Segment Open

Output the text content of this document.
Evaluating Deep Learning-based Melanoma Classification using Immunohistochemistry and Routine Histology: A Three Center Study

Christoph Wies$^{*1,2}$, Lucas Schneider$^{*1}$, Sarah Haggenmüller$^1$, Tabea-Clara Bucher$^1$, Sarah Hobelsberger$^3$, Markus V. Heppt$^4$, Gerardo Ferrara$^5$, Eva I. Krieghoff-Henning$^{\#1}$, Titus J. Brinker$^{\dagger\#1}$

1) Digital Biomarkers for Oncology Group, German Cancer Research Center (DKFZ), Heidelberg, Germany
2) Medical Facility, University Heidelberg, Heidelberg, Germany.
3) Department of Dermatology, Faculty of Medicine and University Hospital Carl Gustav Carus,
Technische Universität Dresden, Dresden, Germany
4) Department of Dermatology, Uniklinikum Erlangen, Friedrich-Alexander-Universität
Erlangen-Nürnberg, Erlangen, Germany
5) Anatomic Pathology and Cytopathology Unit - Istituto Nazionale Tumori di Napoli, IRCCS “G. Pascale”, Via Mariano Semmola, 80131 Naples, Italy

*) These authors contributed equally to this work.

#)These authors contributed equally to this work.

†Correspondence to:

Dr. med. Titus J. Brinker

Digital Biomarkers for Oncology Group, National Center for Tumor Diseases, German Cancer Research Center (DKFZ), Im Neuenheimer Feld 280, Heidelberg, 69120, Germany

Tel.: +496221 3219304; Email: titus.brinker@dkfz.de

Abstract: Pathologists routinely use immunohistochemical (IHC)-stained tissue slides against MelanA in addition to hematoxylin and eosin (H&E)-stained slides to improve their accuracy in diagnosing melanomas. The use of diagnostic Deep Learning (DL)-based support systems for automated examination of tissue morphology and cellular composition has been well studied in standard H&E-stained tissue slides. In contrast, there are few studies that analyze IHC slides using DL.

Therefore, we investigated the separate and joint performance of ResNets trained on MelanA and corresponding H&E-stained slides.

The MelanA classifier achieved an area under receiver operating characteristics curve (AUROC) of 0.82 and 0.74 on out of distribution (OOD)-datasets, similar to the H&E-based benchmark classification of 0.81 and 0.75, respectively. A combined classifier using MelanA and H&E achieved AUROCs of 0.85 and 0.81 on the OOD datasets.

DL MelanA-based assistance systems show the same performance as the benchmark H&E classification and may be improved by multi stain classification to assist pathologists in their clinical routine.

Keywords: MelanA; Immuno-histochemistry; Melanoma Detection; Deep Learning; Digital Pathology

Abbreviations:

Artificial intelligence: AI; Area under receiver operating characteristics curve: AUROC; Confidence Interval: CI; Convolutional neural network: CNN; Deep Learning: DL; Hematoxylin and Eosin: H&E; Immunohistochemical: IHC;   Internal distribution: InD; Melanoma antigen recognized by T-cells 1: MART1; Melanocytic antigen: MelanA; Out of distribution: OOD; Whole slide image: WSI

Segment Closed

• WHAT NEEDS TO BE DONE
Output the full listing again, exactly as it stands above.

• ANSWER TO THIS PROBLEM
Output the text content of this document.
Evaluating Deep Learning-based Melanoma Classification using Immunohistochemistry and Routine Histology: A Three Center Study

Christoph Wies$^{*1,2}$, Lucas Schneider$^{*1}$, Sarah Haggenmüller$^1$, Tabea-Clara Bucher$^1$, Sarah Hobelsberger$^3$, Markus V. Heppt$^4$, Gerardo Ferrara$^5$, Eva I. Krieghoff-Henning$^{\#1}$, Titus J. Brinker$^{\dagger\#1}$

1) Digital Biomarkers for Oncology Group, German Cancer Research Center (DKFZ), Heidelberg, Germany
2) Medical Facility, University Heidelberg, Heidelberg, Germany.
3) Department of Dermatology, Faculty of Medicine and University Hospital Carl Gustav Carus,
Technische Universität Dresden, Dresden, Germany
4) Department of Dermatology, Uniklinikum Erlangen, Friedrich-Alexander-Universität
Erlangen-Nürnberg, Erlangen, Germany
5) Anatomic Pathology and Cytopathology Unit - Istituto Nazionale Tumori di Napoli, IRCCS “G. Pascale”, Via Mariano Semmola, 80131 Naples, Italy

*) These authors contributed equally to this work.

#)These authors contributed equally to this work.

†Correspondence to:

Dr. med. Titus J. Brinker

Digital Biomarkers for Oncology Group, National Center for Tumor Diseases, German Cancer Research Center (DKFZ), Im Neuenheimer Feld 280, Heidelberg, 69120, Germany

Tel.: +496221 3219304; Email: titus.brinker@dkfz.de

Abstract: Pathologists routinely use immunohistochemical (IHC)-stained tissue slides against MelanA in addition to hematoxylin and eosin (H&E)-stained slides to improve their accuracy in diagnosing melanomas. The use of diagnostic Deep Learning (DL)-based support systems for automated examination of tissue morphology and cellular composition has been well studied in standard H&E-stained tissue slides. In contrast, there are few studies that analyze IHC slides using DL.

Therefore, we investigated the separate and joint performance of ResNets trained on MelanA and corresponding H&E-stained slides.

The MelanA classifier achieved an area under receiver operating characteristics curve (AUROC) of 0.82 and 0.74 on out of distribution (OOD)-datasets, similar to the H&E-based benchmark classification of 0.81 and 0.75, respectively. A combined classifier using MelanA and H&E achieved AUROCs of 0.85 and 0.81 on the OOD datasets.

DL MelanA-based assistance systems show the same performance as the benchmark H&E classification and may be improved by multi stain classification to assist pathologists in their clinical routine.

Keywords: MelanA; Immuno-histochemistry; Melanoma Detection; Deep Learning; Digital Pathology

Abbreviations:

Artificial intelligence: AI; Area under receiver operating characteristics curve: AUROC; Confidence Interval: CI; Convolutional neural network: CNN; Deep Learning: DL; Hematoxylin and Eosin: H&E; Immunohistochemical: IHC;   Internal distribution: InD; Melanoma antigen recognized by T-cells 1: MART1; Melanocytic antigen: MelanA; Out of distribution: OOD; Whole slide image: WSI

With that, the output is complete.